* _Tasks for this exercise_:
1 > In the appeal opinion, what amount did McCrary deposit as a cash appeal bond?
2 > Write out the stretch of the appeal opinion from "LINDA K. MCCRARY, Appellant" through "dismiss her appeal.".

Court of Appeals of Texas, Fifth District, Dallas

November 13, 2019

LINDA K. MCCRARY, Appellant
v.
EUSTOLIA P. RIOS AND LEONARDO M. RIOS, Appellees

          On Appeal from the County Court at Law No. 1 Hunt County, Texas Trial Court Cause No. CC1800388

          Before Chief Justice Burns, Justice Richter [1], and Justice Rosenberg [2]

          MEMORANDUM OPINION

          BARBARA ROSENBERG, JUSTICE, ASSIGNED

         Appellees, Eustolia Rios and Leonardo Rios (the Rioses), brought a successful eviction action against Appellant, Linda McCrary (McCrary). In her sole point of error, McCrary appeals the county court at law's adverse final judgment forfeiting the appeal bond. Because McCrary's brief is deficient, we dismiss her appeal.

         BACKGROUND

         In July 2018, the Rioses purchased realty (the Property) in which McCrary was living at the time. In August 2018, the Rioses sued for eviction after twice notifying McCrary to vacate the Property. After trial, the justice court entered judgment in favor of the Rioses awarding them possession of the Property. McCrary timely appealed to the county court at law and, as ordered by the justice court, deposited a $500 cash appeal bond. After trial de novo, the county court at law entered a final judgment, findings of fact, and conclusion of law in favor of the Rioses awarding them possession of the Property and forfeiting the $500 bond to them. McCrary appeals the county court at law's forfeiture of the appeal bond.

         DISCUSSION

         Although parties to civil litigation may represent themselves, pro se litigants must adhere to our rules of evidence and procedure, including the appellate rules of procedure. Bolling v. Farmers Branch Indep. Sch. Dist., 315 S.W.3d 893, 895 (Tex. App.-Dallas 2010, no pet.). While we do not require rigid adherence regarding the form of a brief, we examine briefs closely for compliance with rules that govern the content of appellate briefs. Tex.R.App.P. 38.1; Bolling, 315 S.W.3d at 895. Our appellate rules require briefs to state concisely the nature, pertinent facts, and argument of their complaint with appropriate citations to legal authorities and the record. Tex.R.App.P. 38.1 (d), (g), and (i). A brief fails if it lacks supportive citations to the record or to relevant, applicable legal authority. Tex.R.App.P. 38.1(g), (i); Bolling, 315 S.W.3d at 896 (stating references to irrelevant or sweeping legal authority do not comply with the rule). If a brief complies, we submit the appeal for review and decision on the merits; however, if it does not, we may dismiss the appeal. Tex.R.App.P. 42.3; Bolling, 315 S.W.3d at 895-96.

* _Entries_:
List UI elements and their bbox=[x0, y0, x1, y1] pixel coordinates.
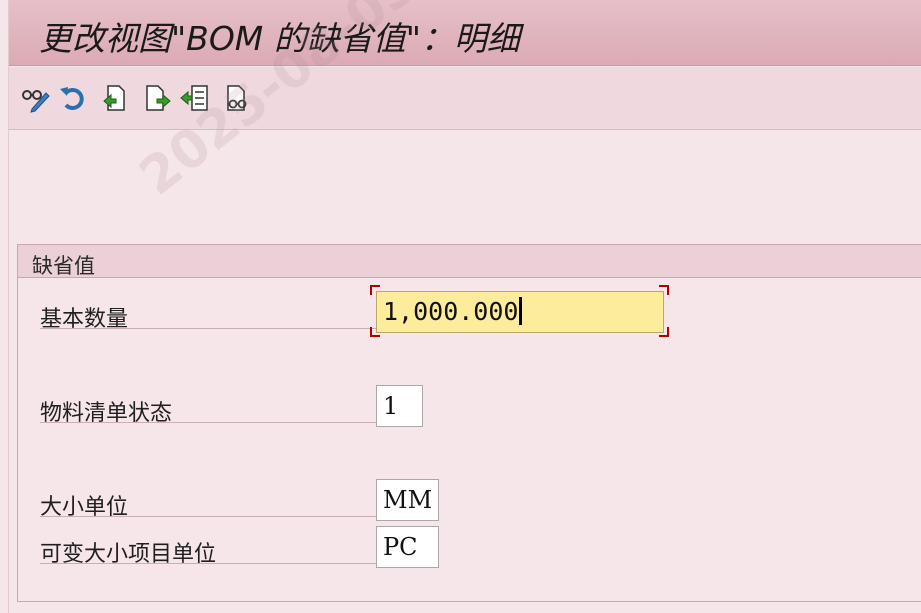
text-cursor bbox=[519, 297, 523, 325]
base-quantity-value: 1,000.000 bbox=[383, 297, 519, 326]
bom-status-input[interactable]: 1 bbox=[376, 385, 423, 427]
group-header: 缺省值 bbox=[18, 245, 921, 278]
sap-window: 更改视图"BOM 的缺省值"：明细 缺省值 基本数量 1,000.000 物料清… bbox=[8, 0, 921, 613]
window-title: 更改视图"BOM 的缺省值"：明细 bbox=[39, 19, 520, 58]
where-used-icon[interactable] bbox=[221, 81, 253, 115]
base-quantity-input[interactable]: 1,000.000 bbox=[376, 291, 664, 333]
size-unit-input[interactable]: MM bbox=[376, 479, 439, 521]
defaults-group: 缺省值 基本数量 1,000.000 物料清单状态 1 大小单位 MM 可变大小… bbox=[17, 244, 921, 602]
bom-status-label: 物料清单状态 bbox=[40, 393, 380, 426]
focus-corner-icon bbox=[659, 327, 669, 337]
undo-icon[interactable] bbox=[57, 81, 89, 115]
display-change-icon[interactable] bbox=[19, 81, 51, 115]
focus-corner-icon bbox=[370, 327, 380, 337]
size-unit-label: 大小单位 bbox=[40, 487, 380, 520]
variable-size-unit-label: 可变大小项目单位 bbox=[40, 534, 380, 567]
base-quantity-label: 基本数量 bbox=[40, 299, 380, 332]
title-bar: 更改视图"BOM 的缺省值"：明细 bbox=[9, 0, 921, 66]
previous-entry-icon[interactable] bbox=[99, 81, 131, 115]
next-entry-icon[interactable] bbox=[141, 81, 173, 115]
variable-size-unit-input[interactable]: PC bbox=[376, 526, 439, 568]
group-title: 缺省值 bbox=[32, 254, 95, 278]
application-toolbar bbox=[9, 67, 921, 130]
select-all-icon[interactable] bbox=[179, 81, 211, 115]
focus-corner-icon bbox=[370, 285, 380, 295]
focus-corner-icon bbox=[659, 285, 669, 295]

* _Responses by task_:
1 > $500

2 >
LINDA K. MCCRARY, Appellant
v.
EUSTOLIA P. RIOS AND LEONARDO M. RIOS, Appellees

          On Appeal from the County Court at Law No. 1 Hunt County, Texas Trial Court Cause No. CC1800388

          Before Chief Justice Burns, Justice Richter [1], and Justice Rosenberg [2]

          MEMORANDUM OPINION

          BARBARA ROSENBERG, JUSTICE, ASSIGNED

         Appellees, Eustolia Rios and Leonardo Rios (the Rioses), brought a successful eviction action against Appellant, Linda McCrary (McCrary). In her sole point of error, McCrary appeals the county court at law's adverse final judgment forfeiting the appeal bond. Because McCrary's brief is deficient, we dismiss her appeal.